DIRECTIVE: Exactly as written, quote every line that follows, skipping the images.

Data excerpts:
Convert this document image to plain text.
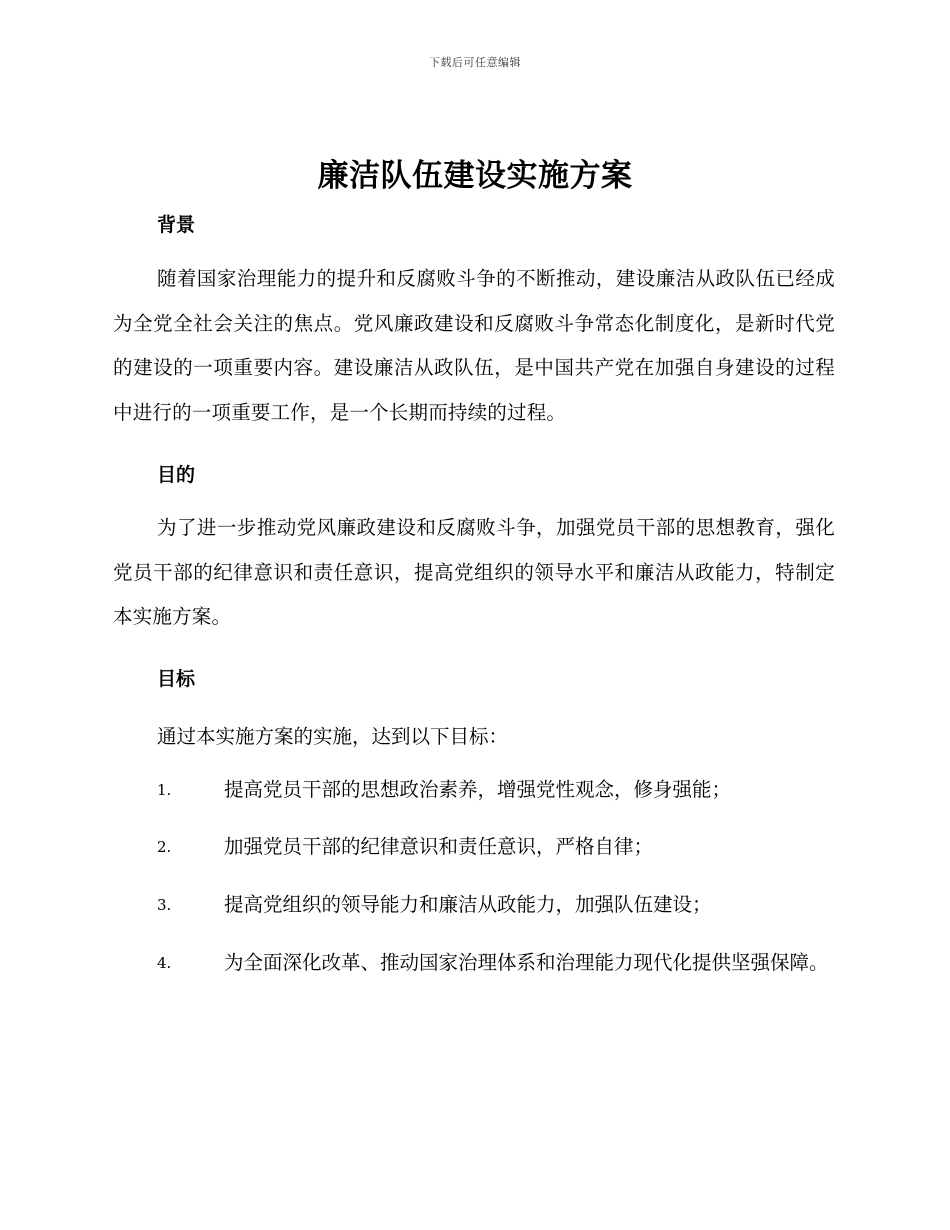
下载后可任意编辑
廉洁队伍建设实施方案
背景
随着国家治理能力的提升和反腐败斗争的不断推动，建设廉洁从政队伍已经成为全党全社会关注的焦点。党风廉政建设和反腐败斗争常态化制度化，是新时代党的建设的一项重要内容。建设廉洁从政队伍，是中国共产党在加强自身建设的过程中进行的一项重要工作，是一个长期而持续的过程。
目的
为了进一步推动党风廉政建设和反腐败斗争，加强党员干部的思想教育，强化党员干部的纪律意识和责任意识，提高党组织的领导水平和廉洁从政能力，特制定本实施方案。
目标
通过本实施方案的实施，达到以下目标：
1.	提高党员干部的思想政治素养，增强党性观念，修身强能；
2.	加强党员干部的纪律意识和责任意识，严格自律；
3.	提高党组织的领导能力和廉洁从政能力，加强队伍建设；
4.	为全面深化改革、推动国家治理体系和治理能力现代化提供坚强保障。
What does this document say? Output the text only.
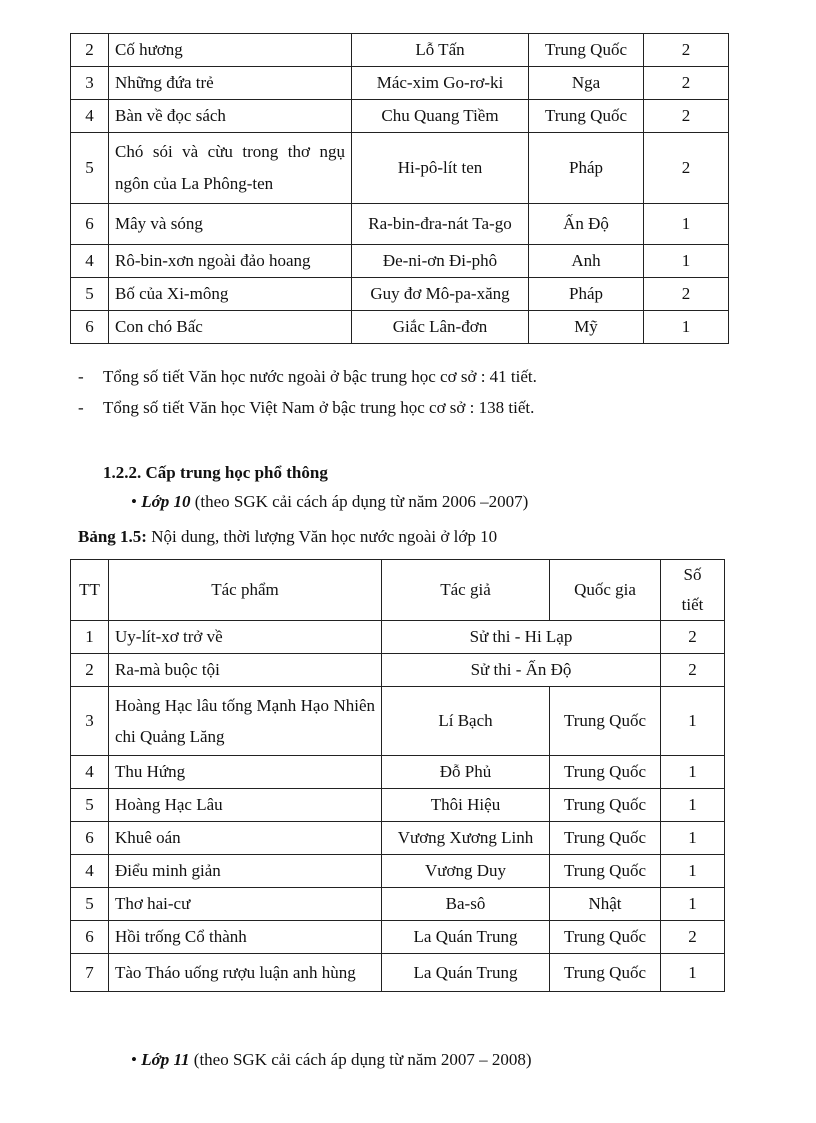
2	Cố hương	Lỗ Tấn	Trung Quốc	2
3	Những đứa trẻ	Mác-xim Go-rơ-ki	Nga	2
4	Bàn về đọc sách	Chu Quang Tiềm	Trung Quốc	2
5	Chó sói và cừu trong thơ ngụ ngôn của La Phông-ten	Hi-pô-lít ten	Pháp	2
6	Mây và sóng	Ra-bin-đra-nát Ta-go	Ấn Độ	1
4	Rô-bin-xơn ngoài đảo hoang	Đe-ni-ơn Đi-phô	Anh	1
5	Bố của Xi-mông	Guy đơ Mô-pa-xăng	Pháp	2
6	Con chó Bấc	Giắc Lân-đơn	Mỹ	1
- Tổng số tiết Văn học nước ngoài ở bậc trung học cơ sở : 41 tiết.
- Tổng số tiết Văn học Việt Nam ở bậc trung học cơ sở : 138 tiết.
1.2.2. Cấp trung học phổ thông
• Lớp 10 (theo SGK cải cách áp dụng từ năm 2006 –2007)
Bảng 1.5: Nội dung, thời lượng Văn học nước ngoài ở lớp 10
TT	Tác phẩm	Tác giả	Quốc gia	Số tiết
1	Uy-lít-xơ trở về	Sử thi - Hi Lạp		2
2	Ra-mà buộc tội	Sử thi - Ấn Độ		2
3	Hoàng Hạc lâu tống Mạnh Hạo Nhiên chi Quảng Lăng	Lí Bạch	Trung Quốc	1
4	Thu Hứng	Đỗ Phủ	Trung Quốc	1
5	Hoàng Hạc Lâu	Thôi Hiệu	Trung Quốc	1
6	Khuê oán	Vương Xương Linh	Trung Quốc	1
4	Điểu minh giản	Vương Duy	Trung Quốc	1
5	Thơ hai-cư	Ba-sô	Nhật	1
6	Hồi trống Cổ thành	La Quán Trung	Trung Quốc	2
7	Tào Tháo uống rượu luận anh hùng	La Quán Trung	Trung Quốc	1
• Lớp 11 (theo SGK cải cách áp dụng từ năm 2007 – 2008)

WRITTEN RESPONSE:
Convert this document image to plain text.
下载后可任意编辑
廉洁队伍建设实施方案
背景
随着国家治理能力的提升和反腐败斗争的不断推动，建设廉洁从政队伍已经成为全党全社会关注的焦点。党风廉政建设和反腐败斗争常态化制度化，是新时代党的建设的一项重要内容。建设廉洁从政队伍，是中国共产党在加强自身建设的过程中进行的一项重要工作，是一个长期而持续的过程。
目的
为了进一步推动党风廉政建设和反腐败斗争，加强党员干部的思想教育，强化党员干部的纪律意识和责任意识，提高党组织的领导水平和廉洁从政能力，特制定本实施方案。
目标
通过本实施方案的实施，达到以下目标：
1.	提高党员干部的思想政治素养，增强党性观念，修身强能；
2.	加强党员干部的纪律意识和责任意识，严格自律；
3.	提高党组织的领导能力和廉洁从政能力，加强队伍建设；
4.	为全面深化改革、推动国家治理体系和治理能力现代化提供坚强保障。
What does this document say? Output the text only.
2	Cố hương	Lỗ Tấn	Trung Quốc	2
3	Những đứa trẻ	Mác-xim Go-rơ-ki	Nga	2
4	Bàn về đọc sách	Chu Quang Tiềm	Trung Quốc	2
5	Chó sói và cừu trong thơ ngụ ngôn của La Phông-ten	Hi-pô-lít ten	Pháp	2
6	Mây và sóng	Ra-bin-đra-nát Ta-go	Ấn Độ	1
4	Rô-bin-xơn ngoài đảo hoang	Đe-ni-ơn Đi-phô	Anh	1
5	Bố của Xi-mông	Guy đơ Mô-pa-xăng	Pháp	2
6	Con chó Bấc	Giắc Lân-đơn	Mỹ	1
- Tổng số tiết Văn học nước ngoài ở bậc trung học cơ sở : 41 tiết.
- Tổng số tiết Văn học Việt Nam ở bậc trung học cơ sở : 138 tiết.
1.2.2. Cấp trung học phổ thông
• Lớp 10 (theo SGK cải cách áp dụng từ năm 2006 –2007)
Bảng 1.5: Nội dung, thời lượng Văn học nước ngoài ở lớp 10
TT	Tác phẩm	Tác giả	Quốc gia	Số tiết
1	Uy-lít-xơ trở về	Sử thi - Hi Lạp		2
2	Ra-mà buộc tội	Sử thi - Ấn Độ		2
3	Hoàng Hạc lâu tống Mạnh Hạo Nhiên chi Quảng Lăng	Lí Bạch	Trung Quốc	1
4	Thu Hứng	Đỗ Phủ	Trung Quốc	1
5	Hoàng Hạc Lâu	Thôi Hiệu	Trung Quốc	1
6	Khuê oán	Vương Xương Linh	Trung Quốc	1
4	Điểu minh giản	Vương Duy	Trung Quốc	1
5	Thơ hai-cư	Ba-sô	Nhật	1
6	Hồi trống Cổ thành	La Quán Trung	Trung Quốc	2
7	Tào Tháo uống rượu luận anh hùng	La Quán Trung	Trung Quốc	1
• Lớp 11 (theo SGK cải cách áp dụng từ năm 2007 – 2008)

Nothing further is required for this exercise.